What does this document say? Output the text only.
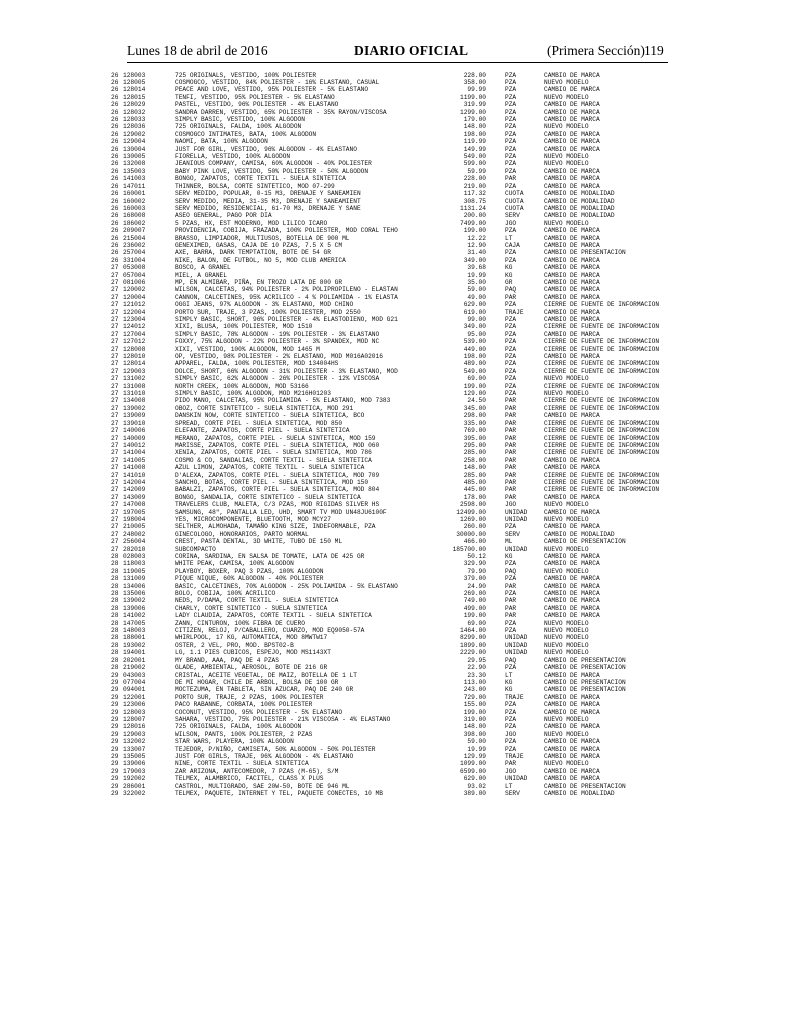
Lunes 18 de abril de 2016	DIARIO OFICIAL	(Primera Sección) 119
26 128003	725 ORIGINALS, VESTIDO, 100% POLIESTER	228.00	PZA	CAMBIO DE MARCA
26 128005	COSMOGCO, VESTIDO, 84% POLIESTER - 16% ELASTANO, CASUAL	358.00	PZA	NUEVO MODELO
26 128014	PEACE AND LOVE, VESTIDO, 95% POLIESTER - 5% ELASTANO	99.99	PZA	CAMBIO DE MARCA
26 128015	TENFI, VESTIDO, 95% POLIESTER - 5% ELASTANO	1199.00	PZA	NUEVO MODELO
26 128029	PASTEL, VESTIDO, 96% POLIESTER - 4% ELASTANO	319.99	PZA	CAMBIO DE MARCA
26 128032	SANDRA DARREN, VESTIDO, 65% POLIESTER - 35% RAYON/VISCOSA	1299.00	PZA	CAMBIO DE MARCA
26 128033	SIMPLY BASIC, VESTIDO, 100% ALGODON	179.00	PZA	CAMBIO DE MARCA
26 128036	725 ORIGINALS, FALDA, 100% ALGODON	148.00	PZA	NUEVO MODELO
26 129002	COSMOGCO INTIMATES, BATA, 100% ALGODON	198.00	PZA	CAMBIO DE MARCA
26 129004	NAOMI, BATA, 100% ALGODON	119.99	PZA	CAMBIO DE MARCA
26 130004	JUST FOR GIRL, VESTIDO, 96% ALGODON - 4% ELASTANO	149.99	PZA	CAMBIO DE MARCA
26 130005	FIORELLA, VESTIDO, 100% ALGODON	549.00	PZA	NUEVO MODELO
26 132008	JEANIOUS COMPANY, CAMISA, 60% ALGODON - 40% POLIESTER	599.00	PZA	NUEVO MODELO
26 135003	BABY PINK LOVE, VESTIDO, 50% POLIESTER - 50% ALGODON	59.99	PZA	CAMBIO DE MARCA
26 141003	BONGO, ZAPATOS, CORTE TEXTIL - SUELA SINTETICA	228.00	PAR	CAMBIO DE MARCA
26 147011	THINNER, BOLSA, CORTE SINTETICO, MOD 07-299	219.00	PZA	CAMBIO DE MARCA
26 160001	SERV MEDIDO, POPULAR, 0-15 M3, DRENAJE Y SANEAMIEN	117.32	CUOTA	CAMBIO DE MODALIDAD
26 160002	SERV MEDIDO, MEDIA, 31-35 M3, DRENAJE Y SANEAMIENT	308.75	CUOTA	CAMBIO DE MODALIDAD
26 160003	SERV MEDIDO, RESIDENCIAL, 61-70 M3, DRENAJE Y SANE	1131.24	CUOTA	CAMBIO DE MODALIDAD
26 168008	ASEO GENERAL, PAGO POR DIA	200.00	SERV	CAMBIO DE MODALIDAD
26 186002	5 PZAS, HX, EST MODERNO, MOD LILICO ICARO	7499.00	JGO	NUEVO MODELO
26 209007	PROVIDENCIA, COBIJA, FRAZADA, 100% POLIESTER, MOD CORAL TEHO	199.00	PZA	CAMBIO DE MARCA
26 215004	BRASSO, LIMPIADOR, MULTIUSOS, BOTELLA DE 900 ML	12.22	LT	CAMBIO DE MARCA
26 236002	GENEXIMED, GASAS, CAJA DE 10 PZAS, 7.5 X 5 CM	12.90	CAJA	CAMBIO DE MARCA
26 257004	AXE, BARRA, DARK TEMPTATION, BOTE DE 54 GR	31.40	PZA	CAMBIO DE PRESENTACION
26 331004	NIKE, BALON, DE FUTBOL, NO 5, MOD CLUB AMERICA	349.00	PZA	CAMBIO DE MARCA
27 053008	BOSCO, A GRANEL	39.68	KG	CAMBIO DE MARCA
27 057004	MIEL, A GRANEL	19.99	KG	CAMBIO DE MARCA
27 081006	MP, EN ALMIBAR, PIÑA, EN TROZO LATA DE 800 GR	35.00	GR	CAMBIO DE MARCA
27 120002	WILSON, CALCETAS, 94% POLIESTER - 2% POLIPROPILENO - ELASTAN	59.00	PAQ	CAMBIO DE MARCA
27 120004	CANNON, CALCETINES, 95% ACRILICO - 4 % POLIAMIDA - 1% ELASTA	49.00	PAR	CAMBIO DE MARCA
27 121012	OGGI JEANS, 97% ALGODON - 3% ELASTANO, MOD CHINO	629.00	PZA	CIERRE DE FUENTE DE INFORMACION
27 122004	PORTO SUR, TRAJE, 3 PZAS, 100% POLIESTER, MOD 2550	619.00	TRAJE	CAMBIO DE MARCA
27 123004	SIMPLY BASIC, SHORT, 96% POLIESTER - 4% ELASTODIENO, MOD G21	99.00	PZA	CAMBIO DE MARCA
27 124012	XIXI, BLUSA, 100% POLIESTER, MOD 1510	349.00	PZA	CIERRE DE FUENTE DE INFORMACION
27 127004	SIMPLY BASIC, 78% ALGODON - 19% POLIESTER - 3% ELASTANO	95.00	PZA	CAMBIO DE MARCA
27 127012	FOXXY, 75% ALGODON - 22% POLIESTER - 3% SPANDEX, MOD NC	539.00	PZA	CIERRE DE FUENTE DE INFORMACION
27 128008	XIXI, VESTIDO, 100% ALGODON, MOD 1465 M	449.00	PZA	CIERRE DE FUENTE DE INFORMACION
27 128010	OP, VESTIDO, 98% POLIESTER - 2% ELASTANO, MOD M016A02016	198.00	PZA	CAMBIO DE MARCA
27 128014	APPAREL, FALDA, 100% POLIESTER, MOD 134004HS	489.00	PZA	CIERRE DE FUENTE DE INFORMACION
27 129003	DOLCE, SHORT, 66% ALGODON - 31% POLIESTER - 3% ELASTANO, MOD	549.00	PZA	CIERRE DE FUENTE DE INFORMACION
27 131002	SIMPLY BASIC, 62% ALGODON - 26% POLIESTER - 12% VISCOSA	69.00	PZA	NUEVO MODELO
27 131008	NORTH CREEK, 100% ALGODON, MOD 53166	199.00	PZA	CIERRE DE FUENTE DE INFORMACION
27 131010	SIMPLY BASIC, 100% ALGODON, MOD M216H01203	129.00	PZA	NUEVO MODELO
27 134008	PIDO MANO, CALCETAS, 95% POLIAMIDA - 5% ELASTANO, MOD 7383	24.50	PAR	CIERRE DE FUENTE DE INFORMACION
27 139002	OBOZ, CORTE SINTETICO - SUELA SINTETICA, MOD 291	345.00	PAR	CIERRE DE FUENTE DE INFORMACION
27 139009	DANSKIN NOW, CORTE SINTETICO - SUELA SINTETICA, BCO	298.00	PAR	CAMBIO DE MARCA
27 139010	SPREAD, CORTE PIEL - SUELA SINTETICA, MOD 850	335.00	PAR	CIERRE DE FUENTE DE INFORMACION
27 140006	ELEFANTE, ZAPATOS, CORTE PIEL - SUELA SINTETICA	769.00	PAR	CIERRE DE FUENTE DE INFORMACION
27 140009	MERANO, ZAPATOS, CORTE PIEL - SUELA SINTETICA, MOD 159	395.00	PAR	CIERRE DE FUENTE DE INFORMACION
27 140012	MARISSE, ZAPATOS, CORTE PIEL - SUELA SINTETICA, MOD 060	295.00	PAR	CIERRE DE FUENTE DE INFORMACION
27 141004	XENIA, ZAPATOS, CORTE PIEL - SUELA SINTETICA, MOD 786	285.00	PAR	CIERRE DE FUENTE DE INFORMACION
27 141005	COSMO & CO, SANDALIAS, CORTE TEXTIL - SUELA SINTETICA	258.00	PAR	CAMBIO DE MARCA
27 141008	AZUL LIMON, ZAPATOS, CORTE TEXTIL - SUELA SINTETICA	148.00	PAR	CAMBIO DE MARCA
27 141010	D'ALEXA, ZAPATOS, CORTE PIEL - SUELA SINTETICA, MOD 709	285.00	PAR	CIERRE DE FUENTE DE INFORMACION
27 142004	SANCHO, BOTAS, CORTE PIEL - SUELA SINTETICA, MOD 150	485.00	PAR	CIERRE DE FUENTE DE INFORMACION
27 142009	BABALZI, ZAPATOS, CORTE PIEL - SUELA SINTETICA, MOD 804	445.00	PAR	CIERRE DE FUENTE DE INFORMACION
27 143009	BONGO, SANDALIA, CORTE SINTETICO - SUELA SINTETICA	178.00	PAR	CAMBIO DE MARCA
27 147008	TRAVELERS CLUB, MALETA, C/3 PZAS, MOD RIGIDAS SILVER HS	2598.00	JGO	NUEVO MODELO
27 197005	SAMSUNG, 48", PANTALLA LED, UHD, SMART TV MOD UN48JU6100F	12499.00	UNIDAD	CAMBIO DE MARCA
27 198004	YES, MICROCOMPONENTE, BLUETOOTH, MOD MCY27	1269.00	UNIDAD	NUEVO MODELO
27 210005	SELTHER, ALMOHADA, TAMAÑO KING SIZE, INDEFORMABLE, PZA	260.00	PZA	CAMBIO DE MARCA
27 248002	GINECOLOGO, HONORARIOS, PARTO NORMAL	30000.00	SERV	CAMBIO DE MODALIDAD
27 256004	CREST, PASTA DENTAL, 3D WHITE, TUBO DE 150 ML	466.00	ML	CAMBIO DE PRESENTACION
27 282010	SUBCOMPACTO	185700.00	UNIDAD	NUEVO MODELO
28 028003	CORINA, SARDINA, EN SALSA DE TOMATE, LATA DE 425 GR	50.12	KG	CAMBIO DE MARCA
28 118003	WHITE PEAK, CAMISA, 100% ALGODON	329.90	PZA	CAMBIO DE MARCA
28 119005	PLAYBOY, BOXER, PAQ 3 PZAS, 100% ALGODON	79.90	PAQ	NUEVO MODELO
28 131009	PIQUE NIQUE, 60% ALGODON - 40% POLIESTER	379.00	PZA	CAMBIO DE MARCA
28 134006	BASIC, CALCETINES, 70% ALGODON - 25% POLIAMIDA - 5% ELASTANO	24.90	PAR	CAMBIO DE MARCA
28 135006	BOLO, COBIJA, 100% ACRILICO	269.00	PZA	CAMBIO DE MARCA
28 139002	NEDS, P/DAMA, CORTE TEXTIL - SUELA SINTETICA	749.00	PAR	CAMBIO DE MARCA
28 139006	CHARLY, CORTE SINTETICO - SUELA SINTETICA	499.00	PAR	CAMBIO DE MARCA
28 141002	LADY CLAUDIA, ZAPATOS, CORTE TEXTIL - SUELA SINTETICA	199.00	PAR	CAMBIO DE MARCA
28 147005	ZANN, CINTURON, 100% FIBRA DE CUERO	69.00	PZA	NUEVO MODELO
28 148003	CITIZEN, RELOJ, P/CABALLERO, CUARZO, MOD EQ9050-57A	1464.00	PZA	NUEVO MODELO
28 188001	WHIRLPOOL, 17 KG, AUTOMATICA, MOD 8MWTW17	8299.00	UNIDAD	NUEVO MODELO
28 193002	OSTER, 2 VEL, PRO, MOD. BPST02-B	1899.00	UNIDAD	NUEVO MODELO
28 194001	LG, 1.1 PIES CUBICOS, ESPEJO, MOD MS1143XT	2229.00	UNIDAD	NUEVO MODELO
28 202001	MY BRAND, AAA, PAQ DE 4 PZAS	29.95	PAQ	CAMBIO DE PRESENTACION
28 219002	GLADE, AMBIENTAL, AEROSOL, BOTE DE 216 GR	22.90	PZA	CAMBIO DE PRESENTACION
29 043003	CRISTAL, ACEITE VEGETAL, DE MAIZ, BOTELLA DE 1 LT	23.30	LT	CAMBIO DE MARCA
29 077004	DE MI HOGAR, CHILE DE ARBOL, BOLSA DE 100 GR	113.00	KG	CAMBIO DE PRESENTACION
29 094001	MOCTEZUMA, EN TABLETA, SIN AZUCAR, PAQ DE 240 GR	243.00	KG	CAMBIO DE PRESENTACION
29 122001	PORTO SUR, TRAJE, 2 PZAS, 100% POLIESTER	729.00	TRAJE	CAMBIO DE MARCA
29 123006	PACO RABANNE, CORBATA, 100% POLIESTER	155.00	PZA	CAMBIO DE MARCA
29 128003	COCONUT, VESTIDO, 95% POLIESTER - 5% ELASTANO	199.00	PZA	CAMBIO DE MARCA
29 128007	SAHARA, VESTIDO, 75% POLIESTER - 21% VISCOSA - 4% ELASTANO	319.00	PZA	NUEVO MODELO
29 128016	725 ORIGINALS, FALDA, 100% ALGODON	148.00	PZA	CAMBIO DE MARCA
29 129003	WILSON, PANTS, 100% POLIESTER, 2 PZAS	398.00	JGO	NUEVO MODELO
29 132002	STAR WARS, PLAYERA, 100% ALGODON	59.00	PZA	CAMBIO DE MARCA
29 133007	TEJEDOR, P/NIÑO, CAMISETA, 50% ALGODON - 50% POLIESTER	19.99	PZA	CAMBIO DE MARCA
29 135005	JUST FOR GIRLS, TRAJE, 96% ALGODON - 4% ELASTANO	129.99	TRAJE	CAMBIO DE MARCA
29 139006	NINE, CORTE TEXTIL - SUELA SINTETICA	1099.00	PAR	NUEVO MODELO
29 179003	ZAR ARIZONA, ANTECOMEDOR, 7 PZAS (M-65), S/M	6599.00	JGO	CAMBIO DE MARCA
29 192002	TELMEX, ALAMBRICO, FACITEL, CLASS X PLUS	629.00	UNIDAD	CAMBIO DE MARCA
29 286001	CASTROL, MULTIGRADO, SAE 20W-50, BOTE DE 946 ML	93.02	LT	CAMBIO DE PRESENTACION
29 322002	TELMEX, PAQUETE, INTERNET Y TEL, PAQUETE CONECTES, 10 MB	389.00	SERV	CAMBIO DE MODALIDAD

- Written instruction
Select from the material above each line in which the string "TRAJE" appears, and list those lines.

- Expected answer
27 122004	PORTO SUR, TRAJE, 3 PZAS, 100% POLIESTER, MOD 2550	619.00	TRAJE	CAMBIO DE MARCA
29 122001	PORTO SUR, TRAJE, 2 PZAS, 100% POLIESTER	729.00	TRAJE	CAMBIO DE MARCA
29 135005	JUST FOR GIRLS, TRAJE, 96% ALGODON - 4% ELASTANO	129.99	TRAJE	CAMBIO DE MARCA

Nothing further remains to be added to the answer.